Instruction: Type out the records that follow, exactly as given.
──────── Given entries ────────
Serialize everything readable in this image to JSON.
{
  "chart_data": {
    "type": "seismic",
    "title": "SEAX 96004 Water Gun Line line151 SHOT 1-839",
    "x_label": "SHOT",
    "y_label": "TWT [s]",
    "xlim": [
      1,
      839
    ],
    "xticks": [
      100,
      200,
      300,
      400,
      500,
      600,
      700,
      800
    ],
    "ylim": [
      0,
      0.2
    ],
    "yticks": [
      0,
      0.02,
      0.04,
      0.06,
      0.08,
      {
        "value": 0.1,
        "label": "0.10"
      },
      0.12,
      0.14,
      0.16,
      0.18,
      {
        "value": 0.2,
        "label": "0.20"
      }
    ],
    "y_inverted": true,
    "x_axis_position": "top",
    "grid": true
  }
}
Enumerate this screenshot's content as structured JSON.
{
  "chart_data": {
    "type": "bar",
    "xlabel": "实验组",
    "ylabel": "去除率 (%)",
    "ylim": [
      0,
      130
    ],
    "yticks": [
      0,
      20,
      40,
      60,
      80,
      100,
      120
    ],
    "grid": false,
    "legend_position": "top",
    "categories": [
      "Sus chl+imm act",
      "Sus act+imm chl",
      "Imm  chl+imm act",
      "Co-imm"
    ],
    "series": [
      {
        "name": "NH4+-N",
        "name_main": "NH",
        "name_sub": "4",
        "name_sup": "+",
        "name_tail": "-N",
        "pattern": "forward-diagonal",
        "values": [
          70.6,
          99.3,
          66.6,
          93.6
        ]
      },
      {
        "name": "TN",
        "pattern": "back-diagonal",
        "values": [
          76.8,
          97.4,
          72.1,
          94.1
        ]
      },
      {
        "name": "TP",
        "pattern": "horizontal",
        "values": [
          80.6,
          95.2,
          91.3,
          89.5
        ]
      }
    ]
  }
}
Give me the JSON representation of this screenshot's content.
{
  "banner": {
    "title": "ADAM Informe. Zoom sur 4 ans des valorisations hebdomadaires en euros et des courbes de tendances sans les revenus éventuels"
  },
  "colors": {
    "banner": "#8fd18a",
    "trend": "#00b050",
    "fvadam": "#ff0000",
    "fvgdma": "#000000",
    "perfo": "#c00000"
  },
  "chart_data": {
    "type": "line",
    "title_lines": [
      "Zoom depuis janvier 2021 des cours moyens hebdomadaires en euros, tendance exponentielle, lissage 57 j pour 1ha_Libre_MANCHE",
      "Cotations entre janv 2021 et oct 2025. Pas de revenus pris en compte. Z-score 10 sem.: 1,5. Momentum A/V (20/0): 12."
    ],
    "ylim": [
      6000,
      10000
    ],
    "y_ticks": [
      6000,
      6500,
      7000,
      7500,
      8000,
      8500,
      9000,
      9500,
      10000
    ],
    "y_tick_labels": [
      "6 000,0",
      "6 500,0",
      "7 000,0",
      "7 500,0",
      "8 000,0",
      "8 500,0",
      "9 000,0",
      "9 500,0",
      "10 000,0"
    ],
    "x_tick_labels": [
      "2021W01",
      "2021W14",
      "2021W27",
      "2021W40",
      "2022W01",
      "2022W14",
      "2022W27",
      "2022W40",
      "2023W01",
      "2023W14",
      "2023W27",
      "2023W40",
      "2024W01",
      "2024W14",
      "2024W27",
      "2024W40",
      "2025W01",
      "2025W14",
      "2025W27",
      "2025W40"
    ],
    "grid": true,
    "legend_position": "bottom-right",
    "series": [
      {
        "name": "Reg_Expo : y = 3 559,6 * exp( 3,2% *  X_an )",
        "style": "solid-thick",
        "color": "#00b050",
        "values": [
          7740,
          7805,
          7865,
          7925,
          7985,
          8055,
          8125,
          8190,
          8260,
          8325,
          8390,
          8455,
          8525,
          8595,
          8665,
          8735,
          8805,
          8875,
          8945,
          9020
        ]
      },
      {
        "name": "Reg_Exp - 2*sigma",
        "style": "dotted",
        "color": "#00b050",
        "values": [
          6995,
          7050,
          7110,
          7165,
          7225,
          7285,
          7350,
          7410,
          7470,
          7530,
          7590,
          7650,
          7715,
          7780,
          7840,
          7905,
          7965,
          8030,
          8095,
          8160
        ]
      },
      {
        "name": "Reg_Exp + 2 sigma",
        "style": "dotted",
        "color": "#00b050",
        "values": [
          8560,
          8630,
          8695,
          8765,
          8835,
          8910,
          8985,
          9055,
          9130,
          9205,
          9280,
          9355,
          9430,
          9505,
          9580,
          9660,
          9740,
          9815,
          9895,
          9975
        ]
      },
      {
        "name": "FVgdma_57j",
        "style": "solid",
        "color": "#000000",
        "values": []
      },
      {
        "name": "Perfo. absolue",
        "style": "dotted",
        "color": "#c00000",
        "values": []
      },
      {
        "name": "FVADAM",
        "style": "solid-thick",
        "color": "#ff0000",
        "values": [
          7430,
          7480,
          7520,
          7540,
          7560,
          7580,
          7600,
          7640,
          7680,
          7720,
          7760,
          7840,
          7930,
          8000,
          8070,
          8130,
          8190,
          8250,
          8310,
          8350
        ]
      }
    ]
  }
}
────────
Result:
Serialize everything readable in this image to JSON.
{
  "chart_data": {
    "type": "seismic",
    "title": "SEAX 96004 Water Gun Line line151 SHOT 1-839",
    "x_label": "SHOT",
    "y_label": "TWT [s]",
    "xlim": [
      1,
      839
    ],
    "xticks": [
      100,
      200,
      300,
      400,
      500,
      600,
      700,
      800
    ],
    "ylim": [
      0,
      0.2
    ],
    "yticks": [
      0,
      0.02,
      0.04,
      0.06,
      0.08,
      {
        "value": 0.1,
        "label": "0.10"
      },
      0.12,
      0.14,
      0.16,
      0.18,
      {
        "value": 0.2,
        "label": "0.20"
      }
    ],
    "y_inverted": true,
    "x_axis_position": "top",
    "grid": true
  }
}
Enumerate this screenshot's content as structured JSON.
{
  "chart_data": {
    "type": "bar",
    "xlabel": "实验组",
    "ylabel": "去除率 (%)",
    "ylim": [
      0,
      130
    ],
    "yticks": [
      0,
      20,
      40,
      60,
      80,
      100,
      120
    ],
    "grid": false,
    "legend_position": "top",
    "categories": [
      "Sus chl+imm act",
      "Sus act+imm chl",
      "Imm  chl+imm act",
      "Co-imm"
    ],
    "series": [
      {
        "name": "NH4+-N",
        "name_main": "NH",
        "name_sub": "4",
        "name_sup": "+",
        "name_tail": "-N",
        "pattern": "forward-diagonal",
        "values": [
          70.6,
          99.3,
          66.6,
          93.6
        ]
      },
      {
        "name": "TN",
        "pattern": "back-diagonal",
        "values": [
          76.8,
          97.4,
          72.1,
          94.1
        ]
      },
      {
        "name": "TP",
        "pattern": "horizontal",
        "values": [
          80.6,
          95.2,
          91.3,
          89.5
        ]
      }
    ]
  }
}
Give me the JSON representation of this screenshot's content.
{
  "banner": {
    "title": "ADAM Informe. Zoom sur 4 ans des valorisations hebdomadaires en euros et des courbes de tendances sans les revenus éventuels"
  },
  "colors": {
    "banner": "#8fd18a",
    "trend": "#00b050",
    "fvadam": "#ff0000",
    "fvgdma": "#000000",
    "perfo": "#c00000"
  },
  "chart_data": {
    "type": "line",
    "title_lines": [
      "Zoom depuis janvier 2021 des cours moyens hebdomadaires en euros, tendance exponentielle, lissage 57 j pour 1ha_Libre_MANCHE",
      "Cotations entre janv 2021 et oct 2025. Pas de revenus pris en compte. Z-score 10 sem.: 1,5. Momentum A/V (20/0): 12."
    ],
    "ylim": [
      6000,
      10000
    ],
    "y_ticks": [
      6000,
      6500,
      7000,
      7500,
      8000,
      8500,
      9000,
      9500,
      10000
    ],
    "y_tick_labels": [
      "6 000,0",
      "6 500,0",
      "7 000,0",
      "7 500,0",
      "8 000,0",
      "8 500,0",
      "9 000,0",
      "9 500,0",
      "10 000,0"
    ],
    "x_tick_labels": [
      "2021W01",
      "2021W14",
      "2021W27",
      "2021W40",
      "2022W01",
      "2022W14",
      "2022W27",
      "2022W40",
      "2023W01",
      "2023W14",
      "2023W27",
      "2023W40",
      "2024W01",
      "2024W14",
      "2024W27",
      "2024W40",
      "2025W01",
      "2025W14",
      "2025W27",
      "2025W40"
    ],
    "grid": true,
    "legend_position": "bottom-right",
    "series": [
      {
        "name": "Reg_Expo : y = 3 559,6 * exp( 3,2% *  X_an )",
        "style": "solid-thick",
        "color": "#00b050",
        "values": [
          7740,
          7805,
          7865,
          7925,
          7985,
          8055,
          8125,
          8190,
          8260,
          8325,
          8390,
          8455,
          8525,
          8595,
          8665,
          8735,
          8805,
          8875,
          8945,
          9020
        ]
      },
      {
        "name": "Reg_Exp - 2*sigma",
        "style": "dotted",
        "color": "#00b050",
        "values": [
          6995,
          7050,
          7110,
          7165,
          7225,
          7285,
          7350,
          7410,
          7470,
          7530,
          7590,
          7650,
          7715,
          7780,
          7840,
          7905,
          7965,
          8030,
          8095,
          8160
        ]
      },
      {
        "name": "Reg_Exp + 2 sigma",
        "style": "dotted",
        "color": "#00b050",
        "values": [
          8560,
          8630,
          8695,
          8765,
          8835,
          8910,
          8985,
          9055,
          9130,
          9205,
          9280,
          9355,
          9430,
          9505,
          9580,
          9660,
          9740,
          9815,
          9895,
          9975
        ]
      },
      {
        "name": "FVgdma_57j",
        "style": "solid",
        "color": "#000000",
        "values": []
      },
      {
        "name": "Perfo. absolue",
        "style": "dotted",
        "color": "#c00000",
        "values": []
      },
      {
        "name": "FVADAM",
        "style": "solid-thick",
        "color": "#ff0000",
        "values": [
          7430,
          7480,
          7520,
          7540,
          7560,
          7580,
          7600,
          7640,
          7680,
          7720,
          7760,
          7840,
          7930,
          8000,
          8070,
          8130,
          8190,
          8250,
          8310,
          8350
        ]
      }
    ]
  }
}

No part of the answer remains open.